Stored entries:

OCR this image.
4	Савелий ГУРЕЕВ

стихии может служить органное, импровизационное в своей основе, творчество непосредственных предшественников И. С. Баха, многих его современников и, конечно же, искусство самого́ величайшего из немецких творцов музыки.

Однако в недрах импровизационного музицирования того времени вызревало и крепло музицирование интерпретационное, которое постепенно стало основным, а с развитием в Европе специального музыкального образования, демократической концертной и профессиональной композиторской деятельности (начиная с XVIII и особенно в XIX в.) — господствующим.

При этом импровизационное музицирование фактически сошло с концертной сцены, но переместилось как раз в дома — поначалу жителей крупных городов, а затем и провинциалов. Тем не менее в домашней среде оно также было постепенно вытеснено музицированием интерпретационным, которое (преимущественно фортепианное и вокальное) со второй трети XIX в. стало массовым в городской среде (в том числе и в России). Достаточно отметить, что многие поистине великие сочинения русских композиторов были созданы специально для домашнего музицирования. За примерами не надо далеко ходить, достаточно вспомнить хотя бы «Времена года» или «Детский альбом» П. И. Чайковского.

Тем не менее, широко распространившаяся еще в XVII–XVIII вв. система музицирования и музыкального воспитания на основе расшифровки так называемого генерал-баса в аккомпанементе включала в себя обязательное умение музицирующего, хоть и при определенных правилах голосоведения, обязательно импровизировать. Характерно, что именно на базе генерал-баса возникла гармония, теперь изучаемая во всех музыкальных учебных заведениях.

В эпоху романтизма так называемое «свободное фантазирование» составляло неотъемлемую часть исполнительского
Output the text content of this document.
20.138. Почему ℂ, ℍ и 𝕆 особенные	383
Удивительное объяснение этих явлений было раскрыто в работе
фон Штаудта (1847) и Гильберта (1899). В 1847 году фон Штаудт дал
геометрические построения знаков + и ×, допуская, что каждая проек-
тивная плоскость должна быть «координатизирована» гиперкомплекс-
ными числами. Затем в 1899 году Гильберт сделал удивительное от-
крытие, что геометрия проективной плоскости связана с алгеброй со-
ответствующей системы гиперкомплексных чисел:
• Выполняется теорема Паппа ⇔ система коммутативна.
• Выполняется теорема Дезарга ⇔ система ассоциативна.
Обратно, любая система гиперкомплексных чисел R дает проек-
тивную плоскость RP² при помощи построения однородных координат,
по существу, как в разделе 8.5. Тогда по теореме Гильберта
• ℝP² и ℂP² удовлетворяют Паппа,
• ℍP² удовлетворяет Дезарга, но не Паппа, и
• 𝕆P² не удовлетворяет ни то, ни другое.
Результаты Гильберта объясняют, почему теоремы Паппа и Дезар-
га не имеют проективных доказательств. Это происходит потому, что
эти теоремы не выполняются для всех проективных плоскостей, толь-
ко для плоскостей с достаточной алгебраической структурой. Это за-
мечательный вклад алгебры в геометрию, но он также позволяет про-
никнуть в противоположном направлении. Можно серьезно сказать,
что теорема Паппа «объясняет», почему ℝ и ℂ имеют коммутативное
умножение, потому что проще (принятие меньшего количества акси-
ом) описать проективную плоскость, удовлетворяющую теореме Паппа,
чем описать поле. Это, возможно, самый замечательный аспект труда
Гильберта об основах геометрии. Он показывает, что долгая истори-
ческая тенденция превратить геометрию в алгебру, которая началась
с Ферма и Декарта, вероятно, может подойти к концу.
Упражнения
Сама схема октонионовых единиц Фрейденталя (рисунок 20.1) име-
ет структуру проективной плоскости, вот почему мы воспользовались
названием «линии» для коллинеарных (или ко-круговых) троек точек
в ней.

Exercise: Find and copy every line in the entries above where the string "теорема" occurs.

Reply to the task:
• Выполняется теорема Паппа ⇔ система коммутативна.
• Выполняется теорема Дезарга ⇔ система ассоциативна.
что теорема Паппа «объясняет», почему ℝ и ℂ имеют коммутативное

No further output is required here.